--- THE TASK ---
You are to retype all of the data exactly as it appears.

--- DATA LISTING ---
"""
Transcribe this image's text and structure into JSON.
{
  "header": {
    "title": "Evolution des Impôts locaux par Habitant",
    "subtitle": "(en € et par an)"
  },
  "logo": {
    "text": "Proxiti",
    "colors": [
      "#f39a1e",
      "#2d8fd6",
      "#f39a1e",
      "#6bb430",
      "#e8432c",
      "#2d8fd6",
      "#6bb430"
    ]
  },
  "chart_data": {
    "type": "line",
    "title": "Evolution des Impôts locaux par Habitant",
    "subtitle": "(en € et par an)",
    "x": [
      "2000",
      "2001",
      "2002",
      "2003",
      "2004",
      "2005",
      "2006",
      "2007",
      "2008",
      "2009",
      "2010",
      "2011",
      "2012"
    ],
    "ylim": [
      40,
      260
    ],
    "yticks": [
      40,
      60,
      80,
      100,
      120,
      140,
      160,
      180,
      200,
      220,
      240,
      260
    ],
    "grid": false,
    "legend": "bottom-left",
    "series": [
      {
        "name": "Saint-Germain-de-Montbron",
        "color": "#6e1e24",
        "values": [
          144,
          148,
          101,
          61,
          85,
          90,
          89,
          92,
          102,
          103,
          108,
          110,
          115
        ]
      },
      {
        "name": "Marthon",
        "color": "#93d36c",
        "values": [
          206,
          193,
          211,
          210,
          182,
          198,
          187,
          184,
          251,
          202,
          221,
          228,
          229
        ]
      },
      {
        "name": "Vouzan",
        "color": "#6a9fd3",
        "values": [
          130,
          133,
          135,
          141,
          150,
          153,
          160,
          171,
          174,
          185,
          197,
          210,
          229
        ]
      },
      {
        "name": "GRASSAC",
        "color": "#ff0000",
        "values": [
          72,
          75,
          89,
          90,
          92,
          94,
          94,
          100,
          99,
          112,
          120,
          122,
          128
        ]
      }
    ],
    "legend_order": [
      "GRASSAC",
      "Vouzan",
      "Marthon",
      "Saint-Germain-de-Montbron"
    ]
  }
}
"""
--- FULL ANSWER ---
Transcribe this image's text and structure into JSON.
{
  "header": {
    "title": "Evolution des Impôts locaux par Habitant",
    "subtitle": "(en € et par an)"
  },
  "logo": {
    "text": "Proxiti",
    "colors": [
      "#f39a1e",
      "#2d8fd6",
      "#f39a1e",
      "#6bb430",
      "#e8432c",
      "#2d8fd6",
      "#6bb430"
    ]
  },
  "chart_data": {
    "type": "line",
    "title": "Evolution des Impôts locaux par Habitant",
    "subtitle": "(en € et par an)",
    "x": [
      "2000",
      "2001",
      "2002",
      "2003",
      "2004",
      "2005",
      "2006",
      "2007",
      "2008",
      "2009",
      "2010",
      "2011",
      "2012"
    ],
    "ylim": [
      40,
      260
    ],
    "yticks": [
      40,
      60,
      80,
      100,
      120,
      140,
      160,
      180,
      200,
      220,
      240,
      260
    ],
    "grid": false,
    "legend": "bottom-left",
    "series": [
      {
        "name": "Saint-Germain-de-Montbron",
        "color": "#6e1e24",
        "values": [
          144,
          148,
          101,
          61,
          85,
          90,
          89,
          92,
          102,
          103,
          108,
          110,
          115
        ]
      },
      {
        "name": "Marthon",
        "color": "#93d36c",
        "values": [
          206,
          193,
          211,
          210,
          182,
          198,
          187,
          184,
          251,
          202,
          221,
          228,
          229
        ]
      },
      {
        "name": "Vouzan",
        "color": "#6a9fd3",
        "values": [
          130,
          133,
          135,
          141,
          150,
          153,
          160,
          171,
          174,
          185,
          197,
          210,
          229
        ]
      },
      {
        "name": "GRASSAC",
        "color": "#ff0000",
        "values": [
          72,
          75,
          89,
          90,
          92,
          94,
          94,
          100,
          99,
          112,
          120,
          122,
          128
        ]
      }
    ],
    "legend_order": [
      "GRASSAC",
      "Vouzan",
      "Marthon",
      "Saint-Germain-de-Montbron"
    ]
  }
}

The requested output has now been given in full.